▶ _INSTRUCTIONS FOR THE TASK_:
Count the lines below that contain the string "Analytics", with case mattering, and give only the number.

▶ _SOURCE RECORDS_:

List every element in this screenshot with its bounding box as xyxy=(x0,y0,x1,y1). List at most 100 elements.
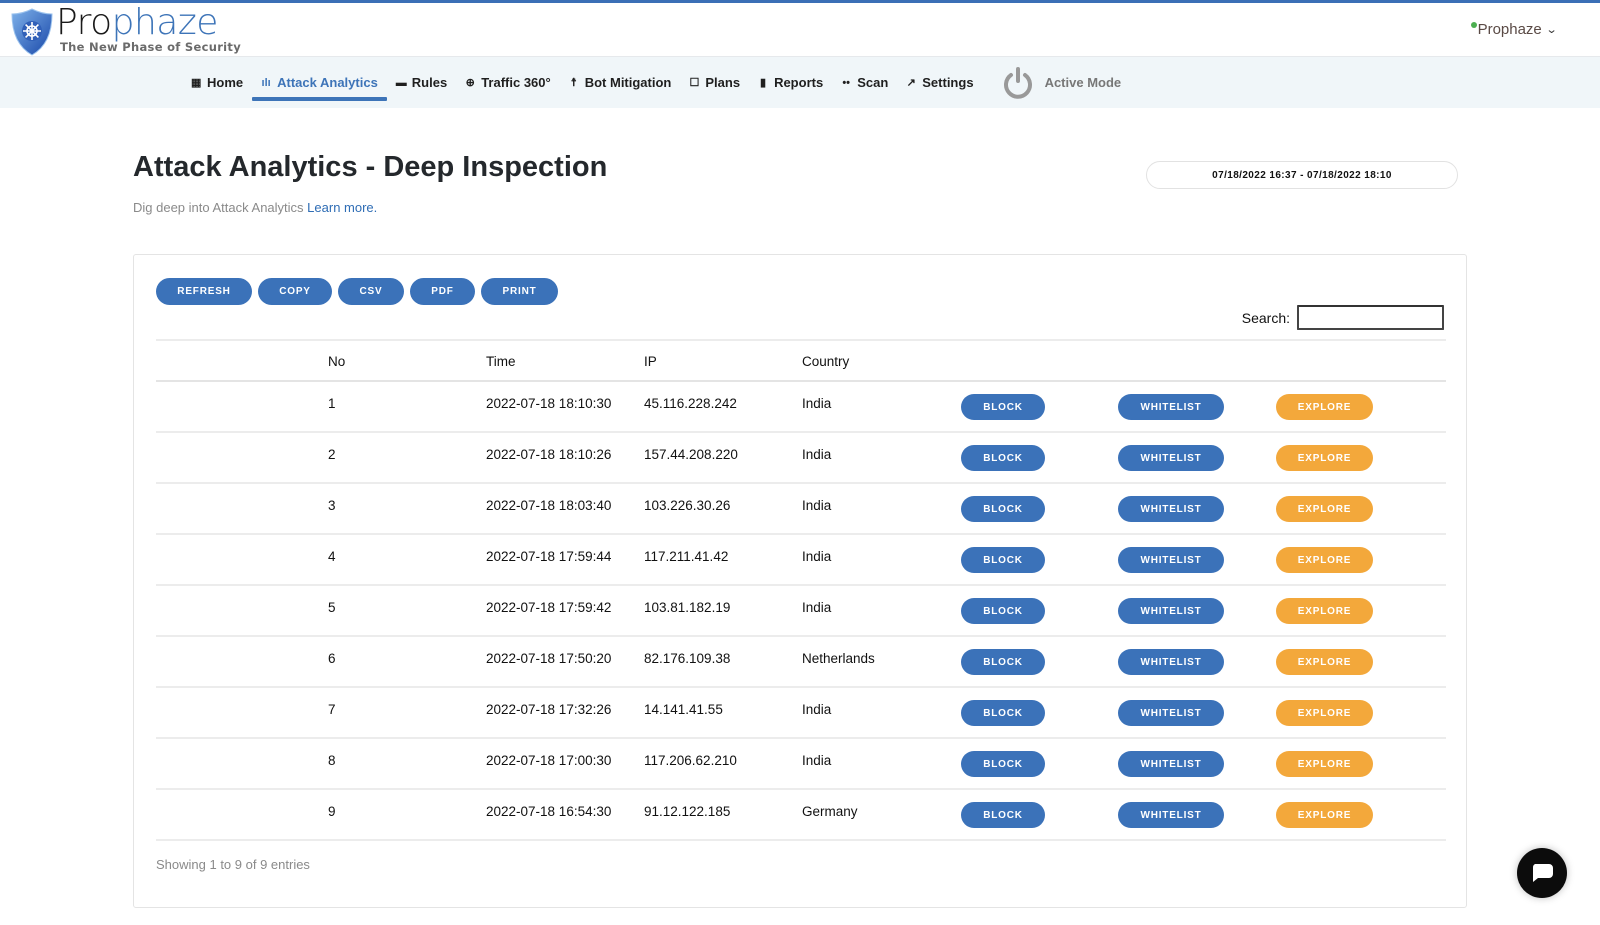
whitelist-button[interactable]: WHITELIST xyxy=(1118,394,1224,420)
table-row: 8 2022-07-18 17:00:30 117.206.62.210 India B… xyxy=(156,739,1446,790)
whitelist-button[interactable]: WHITELIST xyxy=(1118,802,1224,828)
column-header-ip[interactable]: IP xyxy=(644,354,657,369)
explore-button[interactable]: EXPLORE xyxy=(1276,547,1373,573)
online-status-icon xyxy=(1470,21,1477,28)
learn-more-link[interactable]: Learn more. xyxy=(307,200,377,215)
block-button[interactable]: BLOCK xyxy=(961,598,1045,624)
header: Prophaze The New Phase of Security Proph… xyxy=(0,3,1600,57)
file-icon: ▮ xyxy=(760,77,767,89)
row-ip: 103.226.30.26 xyxy=(644,498,731,513)
explore-button[interactable]: EXPLORE xyxy=(1276,445,1373,471)
row-country: India xyxy=(802,600,832,615)
date-range-picker[interactable]: 07/18/2022 16:37 - 07/18/2022 18:10 xyxy=(1146,161,1458,189)
row-ip: 117.211.41.42 xyxy=(644,549,729,564)
search-label: Search: xyxy=(1241,309,1290,326)
csv-button[interactable]: CSV xyxy=(338,278,404,305)
row-number: 1 xyxy=(328,396,336,411)
row-time: 2022-07-18 18:10:26 xyxy=(486,447,612,462)
search-input[interactable] xyxy=(1297,305,1444,330)
column-header-time[interactable]: Time xyxy=(486,354,516,369)
nav-item-plans[interactable]: ☐ Plans xyxy=(680,57,749,108)
whitelist-button[interactable]: WHITELIST xyxy=(1118,445,1224,471)
block-button[interactable]: BLOCK xyxy=(961,547,1045,573)
row-time: 2022-07-18 17:59:44 xyxy=(486,549,612,564)
row-time: 2022-07-18 17:59:42 xyxy=(486,600,612,615)
row-ip: 91.12.122.185 xyxy=(644,804,731,819)
brand-name: Prophaze xyxy=(56,2,218,43)
main-nav: ▦ Home ılı Attack Analytics ▬ Rules ⊕ Traffi… xyxy=(0,57,1600,108)
row-time: 2022-07-18 17:00:30 xyxy=(486,753,612,768)
table-row: 3 2022-07-18 18:03:40 103.226.30.26 India BL… xyxy=(156,484,1446,535)
column-header-no[interactable]: No xyxy=(328,354,345,369)
row-country: India xyxy=(802,498,832,513)
table-row: 2 2022-07-18 18:10:26 157.44.208.220 India B… xyxy=(156,433,1446,484)
row-number: 6 xyxy=(328,651,336,666)
row-time: 2022-07-18 18:10:30 xyxy=(486,396,612,411)
dots-icon: •• xyxy=(842,76,851,89)
nav-item-bot-mitigation[interactable]: ☨ Bot Mitigation xyxy=(560,57,681,108)
shield-logo-icon xyxy=(11,8,53,56)
user-name: Prophaze xyxy=(1477,21,1542,38)
block-button[interactable]: BLOCK xyxy=(961,751,1045,777)
whitelist-button[interactable]: WHITELIST xyxy=(1118,598,1224,624)
row-country: Germany xyxy=(802,804,858,819)
export-toolbar: REFRESH COPY CSV PDF PRINT xyxy=(156,278,564,305)
brand-tagline: The New Phase of Security xyxy=(60,40,242,54)
square-icon: ☐ xyxy=(689,77,700,89)
explore-button[interactable]: EXPLORE xyxy=(1276,700,1373,726)
table-row: 6 2022-07-18 17:50:20 82.176.109.38 Netherl… xyxy=(156,637,1446,688)
data-table-card: REFRESH COPY CSV PDF PRINT Search: No Ti… xyxy=(133,254,1467,908)
whitelist-button[interactable]: WHITELIST xyxy=(1118,496,1224,522)
block-button[interactable]: BLOCK xyxy=(961,394,1045,420)
logo[interactable]: Prophaze The New Phase of Security xyxy=(10,5,241,57)
block-button[interactable]: BLOCK xyxy=(961,445,1045,471)
page-title: Attack Analytics - Deep Inspection xyxy=(133,151,608,183)
attack-table: No Time IP Country 1 2022-07-18 18:10:30 4… xyxy=(156,339,1446,841)
column-header-country[interactable]: Country xyxy=(802,354,849,369)
pdf-button[interactable]: PDF xyxy=(410,278,475,305)
block-button[interactable]: BLOCK xyxy=(961,649,1045,675)
row-time: 2022-07-18 17:32:26 xyxy=(486,702,612,717)
row-country: India xyxy=(802,447,832,462)
row-ip: 117.206.62.210 xyxy=(644,753,737,768)
explore-button[interactable]: EXPLORE xyxy=(1276,394,1373,420)
nav-item-attack-analytics[interactable]: ılı Attack Analytics xyxy=(252,57,387,108)
user-menu[interactable]: Prophaze ⌄ xyxy=(1470,21,1557,38)
explore-button[interactable]: EXPLORE xyxy=(1276,649,1373,675)
nav-item-rules[interactable]: ▬ Rules xyxy=(387,57,456,108)
block-button[interactable]: BLOCK xyxy=(961,700,1045,726)
bar-chart-icon: ılı xyxy=(261,76,271,89)
nav-item-scan[interactable]: •• Scan xyxy=(832,57,897,108)
nav-item-traffic-360[interactable]: ⊕ Traffic 360° xyxy=(456,57,560,108)
print-button[interactable]: PRINT xyxy=(481,278,558,305)
whitelist-button[interactable]: WHITELIST xyxy=(1118,700,1224,726)
row-number: 9 xyxy=(328,804,336,819)
person-icon: ☨ xyxy=(570,77,577,89)
explore-button[interactable]: EXPLORE xyxy=(1276,598,1373,624)
row-country: India xyxy=(802,702,832,717)
chat-bubble-icon xyxy=(1532,864,1553,882)
inbox-icon: ▬ xyxy=(395,76,407,89)
row-country: India xyxy=(802,549,832,564)
refresh-button[interactable]: REFRESH xyxy=(156,278,252,305)
whitelist-button[interactable]: WHITELIST xyxy=(1118,547,1224,573)
chat-button[interactable] xyxy=(1517,848,1567,898)
row-ip: 82.176.109.38 xyxy=(644,651,731,666)
block-button[interactable]: BLOCK xyxy=(961,802,1045,828)
explore-button[interactable]: EXPLORE xyxy=(1276,802,1373,828)
power-icon xyxy=(1003,66,1032,99)
explore-button[interactable]: EXPLORE xyxy=(1276,496,1373,522)
nav-item-reports[interactable]: ▮ Reports xyxy=(749,57,832,108)
row-number: 3 xyxy=(328,498,336,513)
row-ip: 157.44.208.220 xyxy=(644,447,738,462)
row-ip: 103.81.182.19 xyxy=(644,600,731,615)
table-row: 1 2022-07-18 18:10:30 45.116.228.242 India B… xyxy=(156,382,1446,433)
explore-button[interactable]: EXPLORE xyxy=(1276,751,1373,777)
block-button[interactable]: BLOCK xyxy=(961,496,1045,522)
whitelist-button[interactable]: WHITELIST xyxy=(1118,649,1224,675)
whitelist-button[interactable]: WHITELIST xyxy=(1118,751,1224,777)
nav-item-settings[interactable]: ↗ Settings xyxy=(897,57,982,108)
nav-item-home[interactable]: ▦ Home xyxy=(182,57,252,108)
copy-button[interactable]: COPY xyxy=(258,278,332,305)
active-mode-toggle[interactable]: Active Mode xyxy=(1001,66,1121,100)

▶ _TASK RESULT_:
3